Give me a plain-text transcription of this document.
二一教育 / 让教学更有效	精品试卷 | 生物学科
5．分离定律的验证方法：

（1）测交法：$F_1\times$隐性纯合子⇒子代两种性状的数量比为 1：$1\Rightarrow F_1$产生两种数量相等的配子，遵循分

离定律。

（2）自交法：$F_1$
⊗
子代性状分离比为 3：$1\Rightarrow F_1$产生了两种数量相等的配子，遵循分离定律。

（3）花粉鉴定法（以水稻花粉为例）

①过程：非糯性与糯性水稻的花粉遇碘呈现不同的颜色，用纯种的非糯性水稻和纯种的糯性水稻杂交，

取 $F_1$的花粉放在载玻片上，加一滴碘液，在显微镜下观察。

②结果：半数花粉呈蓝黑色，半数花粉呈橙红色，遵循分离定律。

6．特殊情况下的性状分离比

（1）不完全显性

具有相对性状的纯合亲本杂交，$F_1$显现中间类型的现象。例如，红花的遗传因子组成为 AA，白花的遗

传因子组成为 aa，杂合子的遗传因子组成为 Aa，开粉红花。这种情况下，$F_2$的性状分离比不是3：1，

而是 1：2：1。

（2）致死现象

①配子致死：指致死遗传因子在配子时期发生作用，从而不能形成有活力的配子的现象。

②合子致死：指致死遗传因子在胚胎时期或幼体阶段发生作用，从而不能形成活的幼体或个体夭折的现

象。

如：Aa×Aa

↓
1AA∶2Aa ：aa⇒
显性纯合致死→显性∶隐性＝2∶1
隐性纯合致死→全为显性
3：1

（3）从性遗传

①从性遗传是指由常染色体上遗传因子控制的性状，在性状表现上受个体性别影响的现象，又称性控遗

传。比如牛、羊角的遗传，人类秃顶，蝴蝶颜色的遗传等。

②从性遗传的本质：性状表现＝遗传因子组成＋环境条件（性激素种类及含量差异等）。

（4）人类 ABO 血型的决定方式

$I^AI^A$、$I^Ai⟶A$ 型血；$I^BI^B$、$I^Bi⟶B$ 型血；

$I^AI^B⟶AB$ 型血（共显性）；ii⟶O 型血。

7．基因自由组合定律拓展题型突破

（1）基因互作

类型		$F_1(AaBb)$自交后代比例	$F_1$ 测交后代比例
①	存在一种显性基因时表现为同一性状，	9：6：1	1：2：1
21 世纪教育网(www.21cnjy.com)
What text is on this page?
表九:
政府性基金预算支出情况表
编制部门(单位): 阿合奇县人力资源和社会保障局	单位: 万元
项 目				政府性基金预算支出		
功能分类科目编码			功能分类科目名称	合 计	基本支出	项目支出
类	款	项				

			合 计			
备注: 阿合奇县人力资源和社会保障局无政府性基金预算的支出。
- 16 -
· · · · ·
*What the task asks*: Go through the listing above and report how many of its lines contain the word "text", with only the number as output.

*Output for this exercise*: 2